> [DIRECTION]:
Return each line holding the string "Pounds".

> [SUPPLIED RECORDS]:
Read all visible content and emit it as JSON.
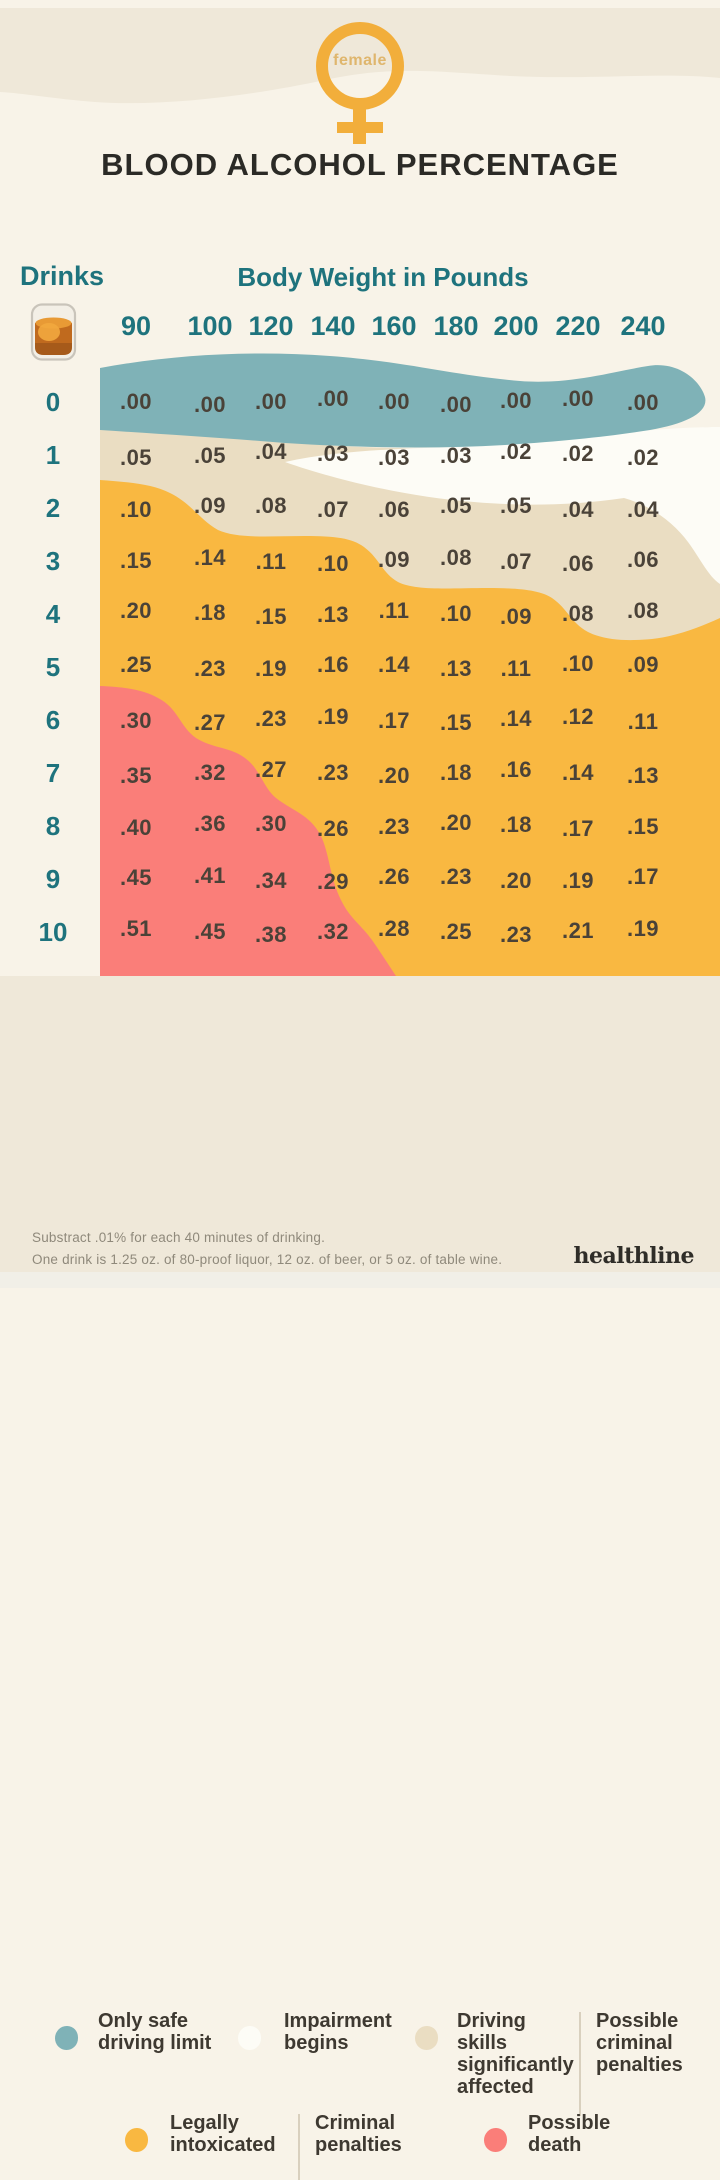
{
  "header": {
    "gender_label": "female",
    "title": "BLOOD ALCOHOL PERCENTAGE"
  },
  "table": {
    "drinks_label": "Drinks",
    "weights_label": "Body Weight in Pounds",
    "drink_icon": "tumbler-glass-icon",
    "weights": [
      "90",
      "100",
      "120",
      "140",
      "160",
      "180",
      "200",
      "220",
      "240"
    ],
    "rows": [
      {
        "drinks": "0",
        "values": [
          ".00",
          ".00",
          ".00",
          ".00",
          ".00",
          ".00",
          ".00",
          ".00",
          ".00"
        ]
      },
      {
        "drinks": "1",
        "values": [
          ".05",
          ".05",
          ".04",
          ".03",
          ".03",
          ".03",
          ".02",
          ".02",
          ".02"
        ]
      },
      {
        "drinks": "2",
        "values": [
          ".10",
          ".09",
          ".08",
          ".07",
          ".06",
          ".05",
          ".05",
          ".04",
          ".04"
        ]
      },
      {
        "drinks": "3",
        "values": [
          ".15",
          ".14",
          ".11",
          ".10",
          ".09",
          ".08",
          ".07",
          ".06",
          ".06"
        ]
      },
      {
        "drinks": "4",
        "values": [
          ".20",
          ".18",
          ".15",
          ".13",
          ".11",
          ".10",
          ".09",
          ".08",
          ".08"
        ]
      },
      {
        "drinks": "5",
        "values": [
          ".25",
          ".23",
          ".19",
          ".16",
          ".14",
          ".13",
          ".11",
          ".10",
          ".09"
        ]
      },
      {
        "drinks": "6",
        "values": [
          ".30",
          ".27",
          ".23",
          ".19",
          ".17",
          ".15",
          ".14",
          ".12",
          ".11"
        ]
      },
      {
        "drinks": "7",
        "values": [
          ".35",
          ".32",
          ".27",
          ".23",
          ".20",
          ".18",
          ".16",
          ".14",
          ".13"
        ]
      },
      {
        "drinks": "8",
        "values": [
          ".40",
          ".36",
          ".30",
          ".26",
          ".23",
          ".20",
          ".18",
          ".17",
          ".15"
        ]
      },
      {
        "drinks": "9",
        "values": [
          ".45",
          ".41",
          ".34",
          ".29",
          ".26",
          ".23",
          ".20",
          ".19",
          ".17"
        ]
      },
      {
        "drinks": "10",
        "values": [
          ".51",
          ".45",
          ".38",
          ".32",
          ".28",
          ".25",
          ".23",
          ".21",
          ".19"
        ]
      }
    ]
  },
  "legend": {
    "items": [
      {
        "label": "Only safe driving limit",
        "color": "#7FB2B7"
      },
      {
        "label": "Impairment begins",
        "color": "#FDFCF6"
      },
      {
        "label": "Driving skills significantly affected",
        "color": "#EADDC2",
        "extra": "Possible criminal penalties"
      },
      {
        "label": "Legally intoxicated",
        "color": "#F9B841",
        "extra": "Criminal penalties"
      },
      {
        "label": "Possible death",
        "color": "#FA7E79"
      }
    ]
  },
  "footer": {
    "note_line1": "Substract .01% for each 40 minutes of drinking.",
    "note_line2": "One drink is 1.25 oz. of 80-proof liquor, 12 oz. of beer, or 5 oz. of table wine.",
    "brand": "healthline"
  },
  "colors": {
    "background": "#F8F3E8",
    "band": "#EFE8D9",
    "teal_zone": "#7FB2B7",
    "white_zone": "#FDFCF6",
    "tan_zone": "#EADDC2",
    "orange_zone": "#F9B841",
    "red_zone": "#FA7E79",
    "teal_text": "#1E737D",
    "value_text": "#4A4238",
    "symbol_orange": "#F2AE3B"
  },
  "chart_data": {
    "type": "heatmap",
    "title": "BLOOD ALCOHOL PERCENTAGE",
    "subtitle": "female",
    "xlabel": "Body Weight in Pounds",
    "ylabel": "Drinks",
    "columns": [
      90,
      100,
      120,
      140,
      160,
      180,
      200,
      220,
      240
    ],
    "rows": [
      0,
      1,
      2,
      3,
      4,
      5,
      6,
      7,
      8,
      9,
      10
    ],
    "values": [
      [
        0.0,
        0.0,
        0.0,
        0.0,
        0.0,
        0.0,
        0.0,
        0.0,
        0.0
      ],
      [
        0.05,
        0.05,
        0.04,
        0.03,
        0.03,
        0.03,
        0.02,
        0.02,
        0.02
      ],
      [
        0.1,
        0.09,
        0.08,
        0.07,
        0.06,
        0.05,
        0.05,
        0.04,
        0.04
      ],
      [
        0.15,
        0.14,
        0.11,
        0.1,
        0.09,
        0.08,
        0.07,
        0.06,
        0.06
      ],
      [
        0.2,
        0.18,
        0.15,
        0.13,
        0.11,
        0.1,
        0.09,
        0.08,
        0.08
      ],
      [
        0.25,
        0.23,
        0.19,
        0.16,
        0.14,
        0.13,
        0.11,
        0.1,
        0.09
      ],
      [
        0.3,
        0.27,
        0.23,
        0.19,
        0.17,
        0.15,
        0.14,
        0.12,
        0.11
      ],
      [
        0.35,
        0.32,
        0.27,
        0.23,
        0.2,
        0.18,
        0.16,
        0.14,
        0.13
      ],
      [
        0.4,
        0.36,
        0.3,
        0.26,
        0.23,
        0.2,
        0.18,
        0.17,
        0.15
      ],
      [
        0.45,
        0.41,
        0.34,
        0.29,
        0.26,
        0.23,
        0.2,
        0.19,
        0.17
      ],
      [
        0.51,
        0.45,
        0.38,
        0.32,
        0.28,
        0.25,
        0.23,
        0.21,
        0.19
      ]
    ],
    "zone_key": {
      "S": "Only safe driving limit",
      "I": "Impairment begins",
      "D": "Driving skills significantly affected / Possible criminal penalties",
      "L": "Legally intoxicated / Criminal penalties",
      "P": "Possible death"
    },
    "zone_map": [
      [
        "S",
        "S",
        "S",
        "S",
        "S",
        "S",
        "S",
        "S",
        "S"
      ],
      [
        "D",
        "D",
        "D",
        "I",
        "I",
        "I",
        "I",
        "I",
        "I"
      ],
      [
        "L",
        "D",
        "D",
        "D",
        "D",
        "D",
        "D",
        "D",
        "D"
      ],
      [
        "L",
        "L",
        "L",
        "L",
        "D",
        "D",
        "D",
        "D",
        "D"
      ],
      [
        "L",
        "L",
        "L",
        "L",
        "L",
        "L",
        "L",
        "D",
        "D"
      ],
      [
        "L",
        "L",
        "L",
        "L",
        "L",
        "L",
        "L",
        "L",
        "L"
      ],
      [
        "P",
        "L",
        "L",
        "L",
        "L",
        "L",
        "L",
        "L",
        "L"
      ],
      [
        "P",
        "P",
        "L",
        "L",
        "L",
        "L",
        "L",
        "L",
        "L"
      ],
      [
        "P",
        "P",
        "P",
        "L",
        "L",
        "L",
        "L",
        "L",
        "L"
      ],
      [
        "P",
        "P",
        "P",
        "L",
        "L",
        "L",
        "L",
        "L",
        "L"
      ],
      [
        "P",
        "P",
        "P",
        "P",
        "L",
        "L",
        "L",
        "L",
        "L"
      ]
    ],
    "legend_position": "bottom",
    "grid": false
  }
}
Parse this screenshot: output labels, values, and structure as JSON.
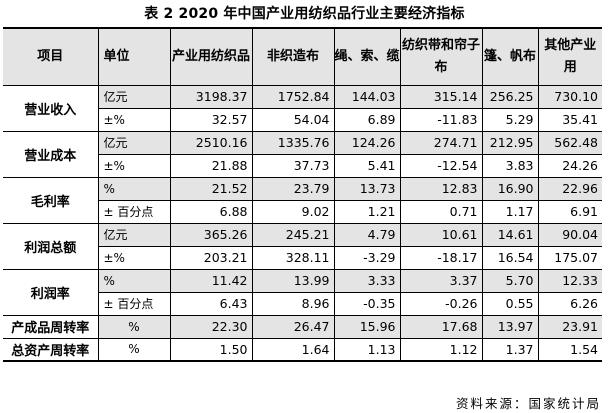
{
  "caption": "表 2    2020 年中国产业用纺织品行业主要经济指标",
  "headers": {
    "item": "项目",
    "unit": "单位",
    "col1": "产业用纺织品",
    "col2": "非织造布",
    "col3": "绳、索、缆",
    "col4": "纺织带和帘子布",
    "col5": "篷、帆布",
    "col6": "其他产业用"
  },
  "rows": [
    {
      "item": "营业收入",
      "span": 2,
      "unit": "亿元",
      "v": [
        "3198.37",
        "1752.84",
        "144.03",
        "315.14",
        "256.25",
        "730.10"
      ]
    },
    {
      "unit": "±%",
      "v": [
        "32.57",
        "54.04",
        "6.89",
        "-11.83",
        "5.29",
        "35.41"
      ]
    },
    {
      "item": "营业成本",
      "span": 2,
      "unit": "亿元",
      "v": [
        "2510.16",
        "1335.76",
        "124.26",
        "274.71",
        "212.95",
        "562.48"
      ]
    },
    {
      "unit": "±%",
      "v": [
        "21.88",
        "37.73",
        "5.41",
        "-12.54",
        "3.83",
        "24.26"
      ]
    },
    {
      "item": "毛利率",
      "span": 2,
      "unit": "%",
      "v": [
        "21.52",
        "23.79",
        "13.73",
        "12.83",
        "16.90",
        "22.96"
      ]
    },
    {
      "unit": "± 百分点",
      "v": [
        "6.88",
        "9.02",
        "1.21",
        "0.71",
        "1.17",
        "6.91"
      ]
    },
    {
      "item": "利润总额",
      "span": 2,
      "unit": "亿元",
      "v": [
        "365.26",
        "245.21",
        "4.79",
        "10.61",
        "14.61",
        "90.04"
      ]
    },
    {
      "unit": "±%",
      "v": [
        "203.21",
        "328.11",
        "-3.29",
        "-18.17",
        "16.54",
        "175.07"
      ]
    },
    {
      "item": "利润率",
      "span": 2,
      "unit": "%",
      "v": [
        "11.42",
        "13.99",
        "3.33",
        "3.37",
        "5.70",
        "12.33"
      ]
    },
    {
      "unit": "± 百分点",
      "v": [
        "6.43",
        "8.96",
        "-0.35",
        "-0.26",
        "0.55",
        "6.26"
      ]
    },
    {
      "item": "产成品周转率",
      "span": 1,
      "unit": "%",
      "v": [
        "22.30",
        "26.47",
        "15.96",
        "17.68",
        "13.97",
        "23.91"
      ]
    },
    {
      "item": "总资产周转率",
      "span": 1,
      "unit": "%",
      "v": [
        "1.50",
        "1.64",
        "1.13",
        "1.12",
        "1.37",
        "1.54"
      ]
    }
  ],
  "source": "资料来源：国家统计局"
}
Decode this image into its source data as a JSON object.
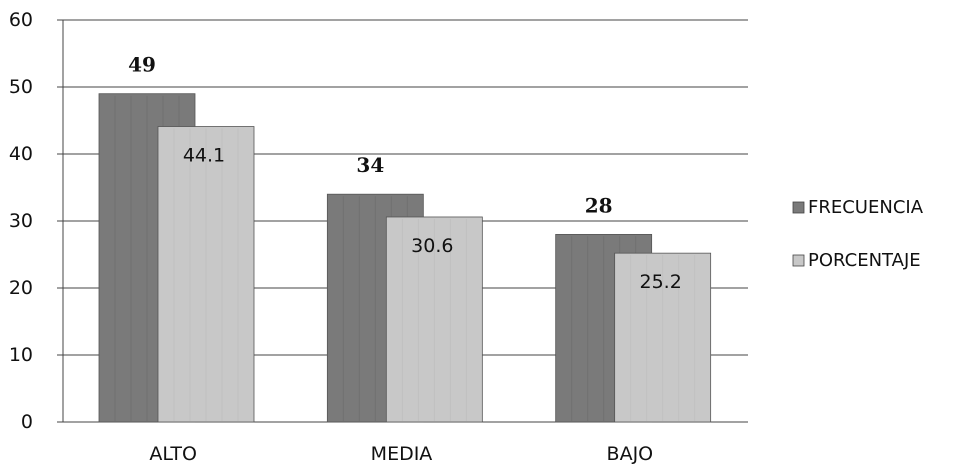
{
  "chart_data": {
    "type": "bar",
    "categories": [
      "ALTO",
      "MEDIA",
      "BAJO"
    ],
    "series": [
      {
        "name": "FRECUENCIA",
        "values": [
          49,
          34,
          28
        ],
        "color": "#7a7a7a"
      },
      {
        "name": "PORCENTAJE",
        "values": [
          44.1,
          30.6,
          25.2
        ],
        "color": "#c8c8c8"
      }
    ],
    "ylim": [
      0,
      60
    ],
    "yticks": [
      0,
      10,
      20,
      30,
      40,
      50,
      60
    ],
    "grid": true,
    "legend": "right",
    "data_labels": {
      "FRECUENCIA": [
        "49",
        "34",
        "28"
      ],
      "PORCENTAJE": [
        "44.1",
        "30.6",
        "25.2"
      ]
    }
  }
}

> [EXPECTED OUTPUT]:
    "weights_label": "Body Weight in Pounds",
    "xlabel": "Body Weight in Pounds",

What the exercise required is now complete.